All entries should be output exactly as they stand.

******************************

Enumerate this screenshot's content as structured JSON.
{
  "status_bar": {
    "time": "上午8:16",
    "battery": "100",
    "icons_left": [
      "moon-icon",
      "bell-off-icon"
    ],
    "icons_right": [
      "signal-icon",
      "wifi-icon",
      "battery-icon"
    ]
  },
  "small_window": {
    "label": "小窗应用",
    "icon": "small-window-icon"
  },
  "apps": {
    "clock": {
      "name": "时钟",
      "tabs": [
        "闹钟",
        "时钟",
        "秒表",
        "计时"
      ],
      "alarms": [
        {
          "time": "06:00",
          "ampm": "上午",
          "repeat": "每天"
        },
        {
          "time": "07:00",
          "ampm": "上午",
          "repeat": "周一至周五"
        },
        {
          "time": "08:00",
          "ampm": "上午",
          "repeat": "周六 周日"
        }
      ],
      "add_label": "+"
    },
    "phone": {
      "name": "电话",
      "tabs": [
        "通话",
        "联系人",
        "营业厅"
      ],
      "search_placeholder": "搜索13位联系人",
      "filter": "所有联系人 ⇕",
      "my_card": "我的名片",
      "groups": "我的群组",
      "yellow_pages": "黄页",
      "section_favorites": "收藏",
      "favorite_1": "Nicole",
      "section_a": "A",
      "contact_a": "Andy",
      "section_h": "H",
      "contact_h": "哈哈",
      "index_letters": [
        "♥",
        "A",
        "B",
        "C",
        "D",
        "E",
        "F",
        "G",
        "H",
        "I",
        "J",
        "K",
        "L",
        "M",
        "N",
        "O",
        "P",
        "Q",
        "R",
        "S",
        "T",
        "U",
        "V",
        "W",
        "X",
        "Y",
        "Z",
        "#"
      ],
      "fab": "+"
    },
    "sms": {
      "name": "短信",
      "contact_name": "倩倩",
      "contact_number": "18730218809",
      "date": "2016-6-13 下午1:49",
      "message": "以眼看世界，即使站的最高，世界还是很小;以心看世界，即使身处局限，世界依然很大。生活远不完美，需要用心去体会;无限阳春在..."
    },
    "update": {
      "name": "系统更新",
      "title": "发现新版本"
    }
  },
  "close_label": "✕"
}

******************************

_SOLVED EXERCISE_:
Enumerate this screenshot's content as structured JSON.
{
  "status_bar": {
    "time": "上午8:16",
    "battery": "100",
    "icons_left": [
      "moon-icon",
      "bell-off-icon"
    ],
    "icons_right": [
      "signal-icon",
      "wifi-icon",
      "battery-icon"
    ]
  },
  "small_window": {
    "label": "小窗应用",
    "icon": "small-window-icon"
  },
  "apps": {
    "clock": {
      "name": "时钟",
      "tabs": [
        "闹钟",
        "时钟",
        "秒表",
        "计时"
      ],
      "alarms": [
        {
          "time": "06:00",
          "ampm": "上午",
          "repeat": "每天"
        },
        {
          "time": "07:00",
          "ampm": "上午",
          "repeat": "周一至周五"
        },
        {
          "time": "08:00",
          "ampm": "上午",
          "repeat": "周六 周日"
        }
      ],
      "add_label": "+"
    },
    "phone": {
      "name": "电话",
      "tabs": [
        "通话",
        "联系人",
        "营业厅"
      ],
      "search_placeholder": "搜索13位联系人",
      "filter": "所有联系人 ⇕",
      "my_card": "我的名片",
      "groups": "我的群组",
      "yellow_pages": "黄页",
      "section_favorites": "收藏",
      "favorite_1": "Nicole",
      "section_a": "A",
      "contact_a": "Andy",
      "section_h": "H",
      "contact_h": "哈哈",
      "index_letters": [
        "♥",
        "A",
        "B",
        "C",
        "D",
        "E",
        "F",
        "G",
        "H",
        "I",
        "J",
        "K",
        "L",
        "M",
        "N",
        "O",
        "P",
        "Q",
        "R",
        "S",
        "T",
        "U",
        "V",
        "W",
        "X",
        "Y",
        "Z",
        "#"
      ],
      "fab": "+"
    },
    "sms": {
      "name": "短信",
      "contact_name": "倩倩",
      "contact_number": "18730218809",
      "date": "2016-6-13 下午1:49",
      "message": "以眼看世界，即使站的最高，世界还是很小;以心看世界，即使身处局限，世界依然很大。生活远不完美，需要用心去体会;无限阳春在..."
    },
    "update": {
      "name": "系统更新",
      "title": "发现新版本"
    }
  },
  "close_label": "✕"
}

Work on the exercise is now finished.